Below are the records; reproduce all of them exactly but without any images.
## START
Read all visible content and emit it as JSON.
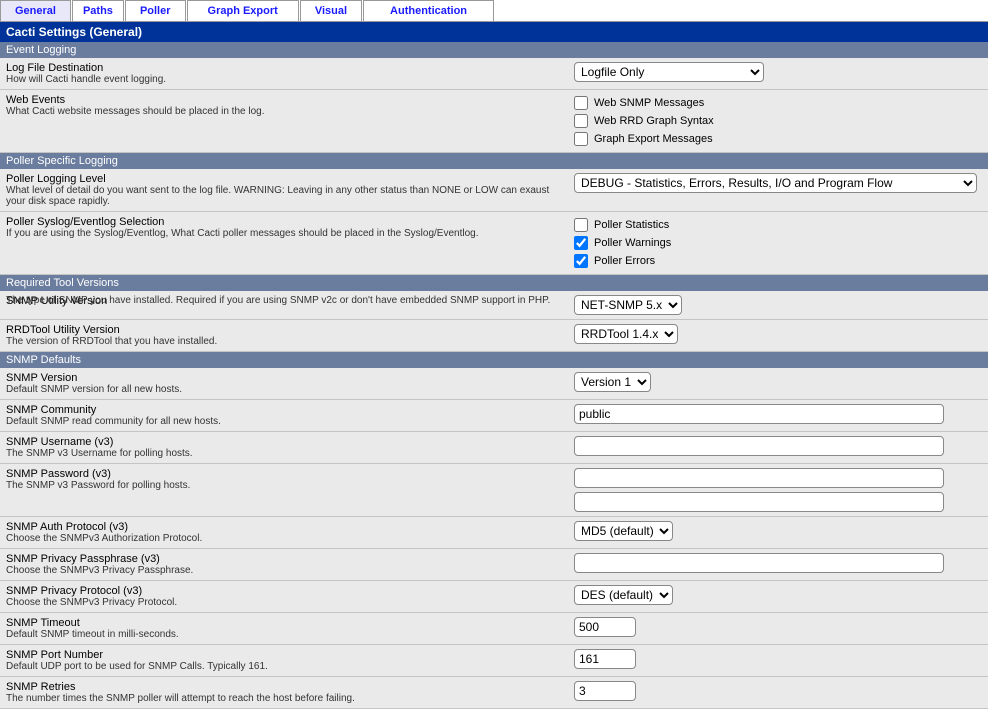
{
  "tabs": {
    "general": "General",
    "paths": "Paths",
    "poller": "Poller",
    "graph_export": "Graph Export",
    "visual": "Visual",
    "authentication": "Authentication"
  },
  "title": "Cacti Settings (General)",
  "sections": {
    "event_logging": "Event Logging",
    "poller_specific": "Poller Specific Logging",
    "required_tool": "Required Tool Versions",
    "snmp_defaults": "SNMP Defaults"
  },
  "event_logging": {
    "log_dest_title": "Log File Destination",
    "log_dest_desc": "How will Cacti handle event logging.",
    "log_dest_value": "Logfile Only",
    "web_events_title": "Web Events",
    "web_events_desc": "What Cacti website messages should be placed in the log.",
    "chk_web_snmp": "Web SNMP Messages",
    "chk_web_rrd": "Web RRD Graph Syntax",
    "chk_graph_export": "Graph Export Messages"
  },
  "poller_logging": {
    "level_title": "Poller Logging Level",
    "level_desc": "What level of detail do you want sent to the log file. WARNING: Leaving in any other status than NONE or LOW can exaust your disk space rapidly.",
    "level_value": "DEBUG - Statistics, Errors, Results, I/O and Program Flow",
    "syslog_title": "Poller Syslog/Eventlog Selection",
    "syslog_desc": "If you are using the Syslog/Eventlog, What Cacti poller messages should be placed in the Syslog/Eventlog.",
    "chk_stats": "Poller Statistics",
    "chk_warnings": "Poller Warnings",
    "chk_errors": "Poller Errors"
  },
  "required_tool": {
    "snmp_util_title": "SNMP Utility Version",
    "snmp_util_desc": "The type of SNMP you have installed. Required if you are using SNMP v2c or don't have embedded SNMP support in PHP.",
    "snmp_util_value": "NET-SNMP 5.x",
    "rrd_util_title": "RRDTool Utility Version",
    "rrd_util_desc": "The version of RRDTool that you have installed.",
    "rrd_util_value": "RRDTool 1.4.x"
  },
  "snmp_defaults": {
    "version_title": "SNMP Version",
    "version_desc": "Default SNMP version for all new hosts.",
    "version_value": "Version 1",
    "community_title": "SNMP Community",
    "community_desc": "Default SNMP read community for all new hosts.",
    "community_value": "public",
    "username_title": "SNMP Username (v3)",
    "username_desc": "The SNMP v3 Username for polling hosts.",
    "username_value": "",
    "password_title": "SNMP Password (v3)",
    "password_desc": "The SNMP v3 Password for polling hosts.",
    "password_value": "",
    "password2_value": "",
    "auth_title": "SNMP Auth Protocol (v3)",
    "auth_desc": "Choose the SNMPv3 Authorization Protocol.",
    "auth_value": "MD5 (default)",
    "priv_pass_title": "SNMP Privacy Passphrase (v3)",
    "priv_pass_desc": "Choose the SNMPv3 Privacy Passphrase.",
    "priv_pass_value": "",
    "priv_proto_title": "SNMP Privacy Protocol (v3)",
    "priv_proto_desc": "Choose the SNMPv3 Privacy Protocol.",
    "priv_proto_value": "DES (default)",
    "timeout_title": "SNMP Timeout",
    "timeout_desc": "Default SNMP timeout in milli-seconds.",
    "timeout_value": "500",
    "port_title": "SNMP Port Number",
    "port_desc": "Default UDP port to be used for SNMP Calls. Typically 161.",
    "port_value": "161",
    "retries_title": "SNMP Retries",
    "retries_desc": "The number times the SNMP poller will attempt to reach the host before failing.",
    "retries_value": "3"
  }
}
## END
RESULT OF THE EXERCISE:
Read all visible content and emit it as JSON.
{
  "tabs": {
    "general": "General",
    "paths": "Paths",
    "poller": "Poller",
    "graph_export": "Graph Export",
    "visual": "Visual",
    "authentication": "Authentication"
  },
  "title": "Cacti Settings (General)",
  "sections": {
    "event_logging": "Event Logging",
    "poller_specific": "Poller Specific Logging",
    "required_tool": "Required Tool Versions",
    "snmp_defaults": "SNMP Defaults"
  },
  "event_logging": {
    "log_dest_title": "Log File Destination",
    "log_dest_desc": "How will Cacti handle event logging.",
    "log_dest_value": "Logfile Only",
    "web_events_title": "Web Events",
    "web_events_desc": "What Cacti website messages should be placed in the log.",
    "chk_web_snmp": "Web SNMP Messages",
    "chk_web_rrd": "Web RRD Graph Syntax",
    "chk_graph_export": "Graph Export Messages"
  },
  "poller_logging": {
    "level_title": "Poller Logging Level",
    "level_desc": "What level of detail do you want sent to the log file. WARNING: Leaving in any other status than NONE or LOW can exaust your disk space rapidly.",
    "level_value": "DEBUG - Statistics, Errors, Results, I/O and Program Flow",
    "syslog_title": "Poller Syslog/Eventlog Selection",
    "syslog_desc": "If you are using the Syslog/Eventlog, What Cacti poller messages should be placed in the Syslog/Eventlog.",
    "chk_stats": "Poller Statistics",
    "chk_warnings": "Poller Warnings",
    "chk_errors": "Poller Errors"
  },
  "required_tool": {
    "snmp_util_title": "SNMP Utility Version",
    "snmp_util_desc": "The type of SNMP you have installed. Required if you are using SNMP v2c or don't have embedded SNMP support in PHP.",
    "snmp_util_value": "NET-SNMP 5.x",
    "rrd_util_title": "RRDTool Utility Version",
    "rrd_util_desc": "The version of RRDTool that you have installed.",
    "rrd_util_value": "RRDTool 1.4.x"
  },
  "snmp_defaults": {
    "version_title": "SNMP Version",
    "version_desc": "Default SNMP version for all new hosts.",
    "version_value": "Version 1",
    "community_title": "SNMP Community",
    "community_desc": "Default SNMP read community for all new hosts.",
    "community_value": "public",
    "username_title": "SNMP Username (v3)",
    "username_desc": "The SNMP v3 Username for polling hosts.",
    "username_value": "",
    "password_title": "SNMP Password (v3)",
    "password_desc": "The SNMP v3 Password for polling hosts.",
    "password_value": "",
    "password2_value": "",
    "auth_title": "SNMP Auth Protocol (v3)",
    "auth_desc": "Choose the SNMPv3 Authorization Protocol.",
    "auth_value": "MD5 (default)",
    "priv_pass_title": "SNMP Privacy Passphrase (v3)",
    "priv_pass_desc": "Choose the SNMPv3 Privacy Passphrase.",
    "priv_pass_value": "",
    "priv_proto_title": "SNMP Privacy Protocol (v3)",
    "priv_proto_desc": "Choose the SNMPv3 Privacy Protocol.",
    "priv_proto_value": "DES (default)",
    "timeout_title": "SNMP Timeout",
    "timeout_desc": "Default SNMP timeout in milli-seconds.",
    "timeout_value": "500",
    "port_title": "SNMP Port Number",
    "port_desc": "Default UDP port to be used for SNMP Calls. Typically 161.",
    "port_value": "161",
    "retries_title": "SNMP Retries",
    "retries_desc": "The number times the SNMP poller will attempt to reach the host before failing.",
    "retries_value": "3"
  }
}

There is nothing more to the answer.